**What is required:** Repeat the records verbatim and leave the pictures out of your copy.

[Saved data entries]
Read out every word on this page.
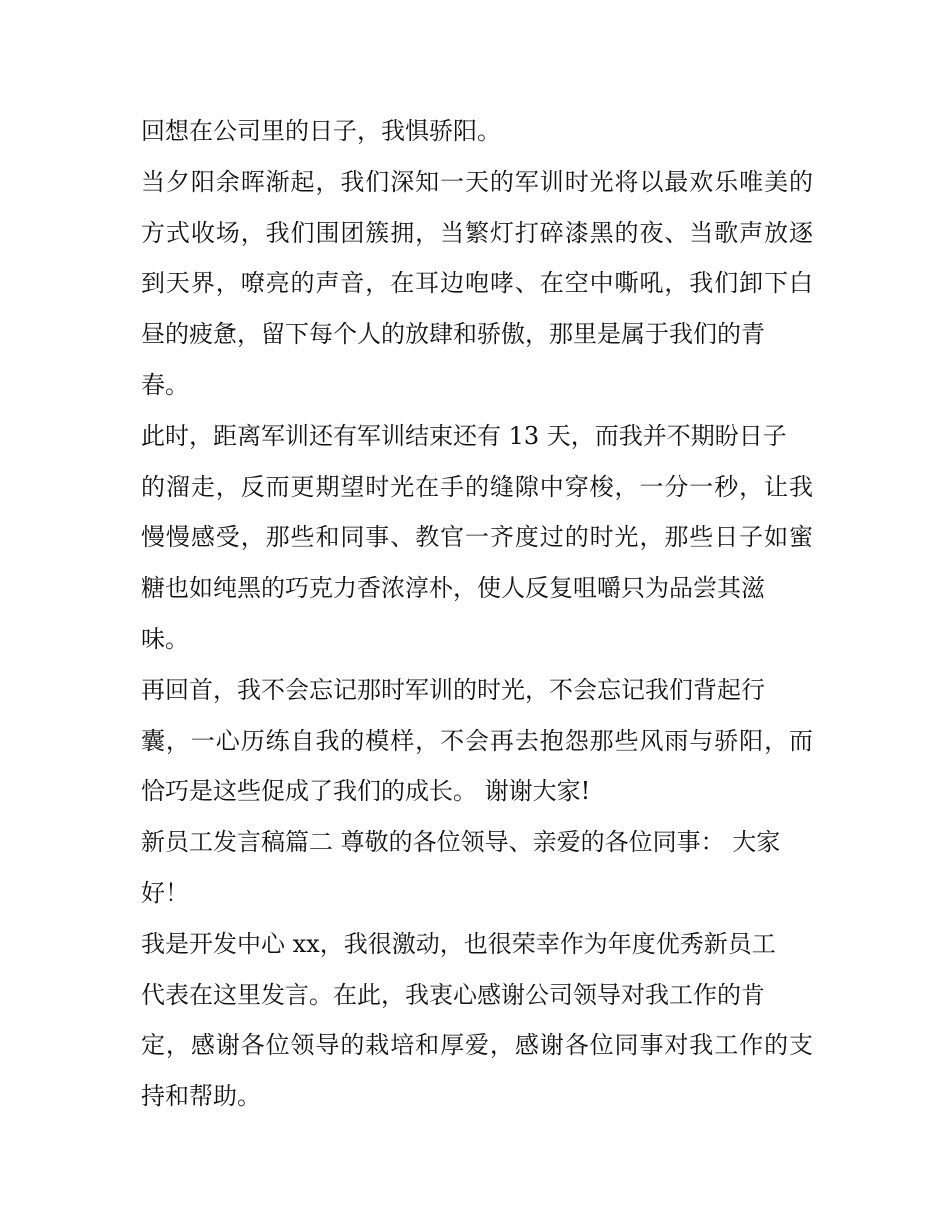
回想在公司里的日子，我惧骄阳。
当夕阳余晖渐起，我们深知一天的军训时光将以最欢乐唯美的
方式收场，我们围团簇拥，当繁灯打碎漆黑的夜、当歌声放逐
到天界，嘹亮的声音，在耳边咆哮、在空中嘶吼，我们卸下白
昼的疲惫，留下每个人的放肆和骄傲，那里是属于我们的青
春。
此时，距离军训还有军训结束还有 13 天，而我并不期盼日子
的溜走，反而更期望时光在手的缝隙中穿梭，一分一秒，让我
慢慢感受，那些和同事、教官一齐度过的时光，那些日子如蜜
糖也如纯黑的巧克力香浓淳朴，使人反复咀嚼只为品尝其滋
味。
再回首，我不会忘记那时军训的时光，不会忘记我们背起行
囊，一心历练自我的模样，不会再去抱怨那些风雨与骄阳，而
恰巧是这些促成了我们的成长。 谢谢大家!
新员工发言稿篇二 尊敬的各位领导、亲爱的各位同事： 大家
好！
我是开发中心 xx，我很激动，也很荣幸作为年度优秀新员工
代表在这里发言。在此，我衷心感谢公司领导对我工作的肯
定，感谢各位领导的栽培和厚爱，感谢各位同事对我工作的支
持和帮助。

**The reply:**
Read out every word on this page.
回想在公司里的日子，我惧骄阳。
当夕阳余晖渐起，我们深知一天的军训时光将以最欢乐唯美的
方式收场，我们围团簇拥，当繁灯打碎漆黑的夜、当歌声放逐
到天界，嘹亮的声音，在耳边咆哮、在空中嘶吼，我们卸下白
昼的疲惫，留下每个人的放肆和骄傲，那里是属于我们的青
春。
此时，距离军训还有军训结束还有 13 天，而我并不期盼日子
的溜走，反而更期望时光在手的缝隙中穿梭，一分一秒，让我
慢慢感受，那些和同事、教官一齐度过的时光，那些日子如蜜
糖也如纯黑的巧克力香浓淳朴，使人反复咀嚼只为品尝其滋
味。
再回首，我不会忘记那时军训的时光，不会忘记我们背起行
囊，一心历练自我的模样，不会再去抱怨那些风雨与骄阳，而
恰巧是这些促成了我们的成长。 谢谢大家!
新员工发言稿篇二 尊敬的各位领导、亲爱的各位同事： 大家
好！
我是开发中心 xx，我很激动，也很荣幸作为年度优秀新员工
代表在这里发言。在此，我衷心感谢公司领导对我工作的肯
定，感谢各位领导的栽培和厚爱，感谢各位同事对我工作的支
持和帮助。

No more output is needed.